What you need to do.
Return every line of the records below verbatim, with no pictures in the copy.

Input.
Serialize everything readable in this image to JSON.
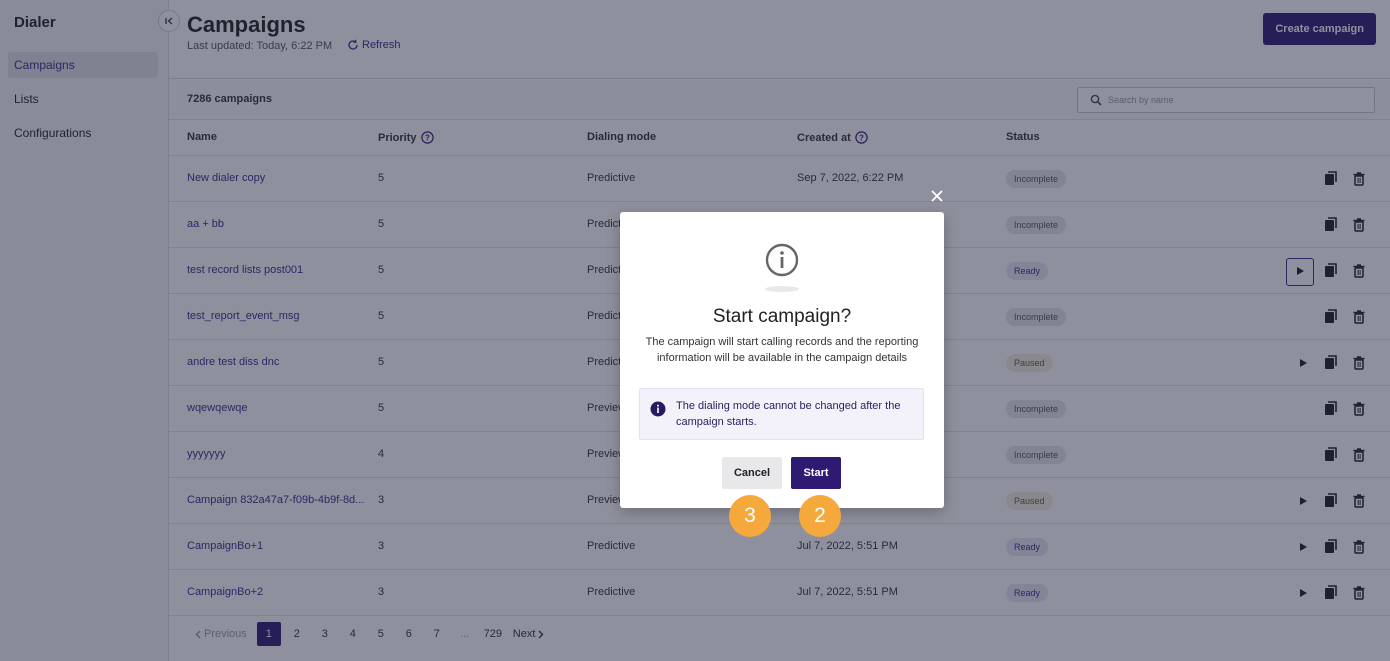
{
  "sidebar": {
    "app_title": "Dialer",
    "items": [
      {
        "label": "Campaigns"
      },
      {
        "label": "Lists"
      },
      {
        "label": "Configurations"
      }
    ]
  },
  "header": {
    "title": "Campaigns",
    "last_updated": "Last updated: Today, 6:22 PM",
    "refresh_label": "Refresh",
    "create_label": "Create campaign"
  },
  "toolbar": {
    "count": "7286 campaigns",
    "search_placeholder": "Search by name"
  },
  "table": {
    "headers": {
      "name": "Name",
      "priority": "Priority",
      "mode": "Dialing mode",
      "created": "Created at",
      "status": "Status"
    },
    "rows": [
      {
        "name": "New dialer copy",
        "priority": "5",
        "mode": "Predictive",
        "created": "Sep 7, 2022, 6:22 PM",
        "status": "Incomplete"
      },
      {
        "name": "aa + bb",
        "priority": "5",
        "mode": "Predictive",
        "created": "",
        "status": "Incomplete"
      },
      {
        "name": "test record lists post001",
        "priority": "5",
        "mode": "Predictive",
        "created": "",
        "status": "Ready"
      },
      {
        "name": "test_report_event_msg",
        "priority": "5",
        "mode": "Predictive",
        "created": "",
        "status": "Incomplete"
      },
      {
        "name": "andre test diss dnc",
        "priority": "5",
        "mode": "Predictive",
        "created": "",
        "status": "Paused"
      },
      {
        "name": "wqewqewqe",
        "priority": "5",
        "mode": "Preview",
        "created": "",
        "status": "Incomplete"
      },
      {
        "name": "yyyyyyy",
        "priority": "4",
        "mode": "Preview",
        "created": "",
        "status": "Incomplete"
      },
      {
        "name": "Campaign 832a47a7-f09b-4b9f-8d...",
        "priority": "3",
        "mode": "Preview",
        "created": "",
        "status": "Paused"
      },
      {
        "name": "CampaignBo+1",
        "priority": "3",
        "mode": "Predictive",
        "created": "Jul 7, 2022, 5:51 PM",
        "status": "Ready"
      },
      {
        "name": "CampaignBo+2",
        "priority": "3",
        "mode": "Predictive",
        "created": "Jul 7, 2022, 5:51 PM",
        "status": "Ready"
      }
    ]
  },
  "pagination": {
    "previous": "Previous",
    "pages": [
      "1",
      "2",
      "3",
      "4",
      "5",
      "6",
      "7",
      "...",
      "729"
    ],
    "next": "Next"
  },
  "modal": {
    "title": "Start campaign?",
    "body": "The campaign will start calling records and the reporting information will be available in the campaign details",
    "alert": "The dialing mode cannot be changed after the campaign starts.",
    "cancel_label": "Cancel",
    "start_label": "Start"
  },
  "steps": {
    "cancel_step": "3",
    "start_step": "2"
  },
  "colors": {
    "brand": "#2f1a73",
    "link": "#3a2a8c",
    "step": "#f5a93c"
  }
}
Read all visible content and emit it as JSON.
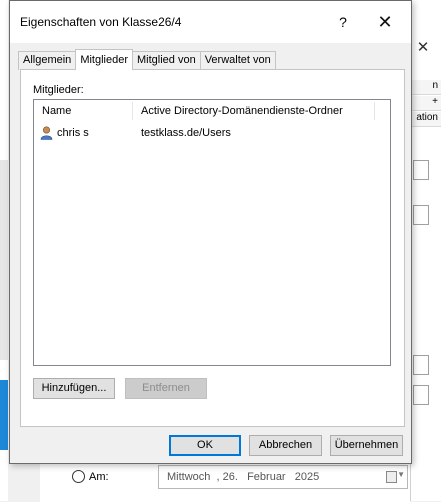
{
  "dialog": {
    "title": "Eigenschaften von Klasse26/4",
    "help_glyph": "?",
    "close_glyph": "✕"
  },
  "tabs": [
    {
      "label": "Allgemein",
      "active": false
    },
    {
      "label": "Mitglieder",
      "active": true
    },
    {
      "label": "Mitglied von",
      "active": false
    },
    {
      "label": "Verwaltet von",
      "active": false
    }
  ],
  "members": {
    "label": "Mitglieder:",
    "columns": {
      "name": "Name",
      "folder": "Active Directory-Domänendienste-Ordner"
    },
    "rows": [
      {
        "name": "chris s",
        "folder": "testklass.de/Users",
        "icon": "user-icon"
      }
    ],
    "add_label": "Hinzufügen...",
    "remove_label": "Entfernen"
  },
  "footer": {
    "ok_label": "OK",
    "cancel_label": "Abbrechen",
    "apply_label": "Übernehmen"
  },
  "background": {
    "close_glyph": "✕",
    "tab_labels": [
      "n",
      "+",
      "ation"
    ],
    "radio_label": "Am:",
    "date_value": "Mittwoch  , 26.   Februar   2025"
  }
}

Answer to this task.
Serialize everything readable in this image to JSON.
{
  "sidebar": {
    "app_title": "Dialer",
    "items": [
      {
        "label": "Campaigns"
      },
      {
        "label": "Lists"
      },
      {
        "label": "Configurations"
      }
    ]
  },
  "header": {
    "title": "Campaigns",
    "last_updated": "Last updated: Today, 6:22 PM",
    "refresh_label": "Refresh",
    "create_label": "Create campaign"
  },
  "toolbar": {
    "count": "7286 campaigns",
    "search_placeholder": "Search by name"
  },
  "table": {
    "headers": {
      "name": "Name",
      "priority": "Priority",
      "mode": "Dialing mode",
      "created": "Created at",
      "status": "Status"
    },
    "rows": [
      {
        "name": "New dialer copy",
        "priority": "5",
        "mode": "Predictive",
        "created": "Sep 7, 2022, 6:22 PM",
        "status": "Incomplete"
      },
      {
        "name": "aa + bb",
        "priority": "5",
        "mode": "Predictive",
        "created": "",
        "status": "Incomplete"
      },
      {
        "name": "test record lists post001",
        "priority": "5",
        "mode": "Predictive",
        "created": "",
        "status": "Ready"
      },
      {
        "name": "test_report_event_msg",
        "priority": "5",
        "mode": "Predictive",
        "created": "",
        "status": "Incomplete"
      },
      {
        "name": "andre test diss dnc",
        "priority": "5",
        "mode": "Predictive",
        "created": "",
        "status": "Paused"
      },
      {
        "name": "wqewqewqe",
        "priority": "5",
        "mode": "Preview",
        "created": "",
        "status": "Incomplete"
      },
      {
        "name": "yyyyyyy",
        "priority": "4",
        "mode": "Preview",
        "created": "",
        "status": "Incomplete"
      },
      {
        "name": "Campaign 832a47a7-f09b-4b9f-8d...",
        "priority": "3",
        "mode": "Preview",
        "created": "",
        "status": "Paused"
      },
      {
        "name": "CampaignBo+1",
        "priority": "3",
        "mode": "Predictive",
        "created": "Jul 7, 2022, 5:51 PM",
        "status": "Ready"
      },
      {
        "name": "CampaignBo+2",
        "priority": "3",
        "mode": "Predictive",
        "created": "Jul 7, 2022, 5:51 PM",
        "status": "Ready"
      }
    ]
  },
  "pagination": {
    "previous": "Previous",
    "pages": [
      "1",
      "2",
      "3",
      "4",
      "5",
      "6",
      "7",
      "...",
      "729"
    ],
    "next": "Next"
  },
  "modal": {
    "title": "Start campaign?",
    "body": "The campaign will start calling records and the reporting information will be available in the campaign details",
    "alert": "The dialing mode cannot be changed after the campaign starts.",
    "cancel_label": "Cancel",
    "start_label": "Start"
  },
  "steps": {
    "cancel_step": "3",
    "start_step": "2"
  },
  "colors": {
    "brand": "#2f1a73",
    "link": "#3a2a8c",
    "step": "#f5a93c"
  }
}
Read all visible content and emit it as JSON.
{
  "dialog": {
    "title": "Eigenschaften von Klasse26/4",
    "help_glyph": "?",
    "close_glyph": "✕"
  },
  "tabs": [
    {
      "label": "Allgemein",
      "active": false
    },
    {
      "label": "Mitglieder",
      "active": true
    },
    {
      "label": "Mitglied von",
      "active": false
    },
    {
      "label": "Verwaltet von",
      "active": false
    }
  ],
  "members": {
    "label": "Mitglieder:",
    "columns": {
      "name": "Name",
      "folder": "Active Directory-Domänendienste-Ordner"
    },
    "rows": [
      {
        "name": "chris s",
        "folder": "testklass.de/Users",
        "icon": "user-icon"
      }
    ],
    "add_label": "Hinzufügen...",
    "remove_label": "Entfernen"
  },
  "footer": {
    "ok_label": "OK",
    "cancel_label": "Abbrechen",
    "apply_label": "Übernehmen"
  },
  "background": {
    "close_glyph": "✕",
    "tab_labels": [
      "n",
      "+",
      "ation"
    ],
    "radio_label": "Am:",
    "date_value": "Mittwoch  , 26.   Februar   2025"
  }
}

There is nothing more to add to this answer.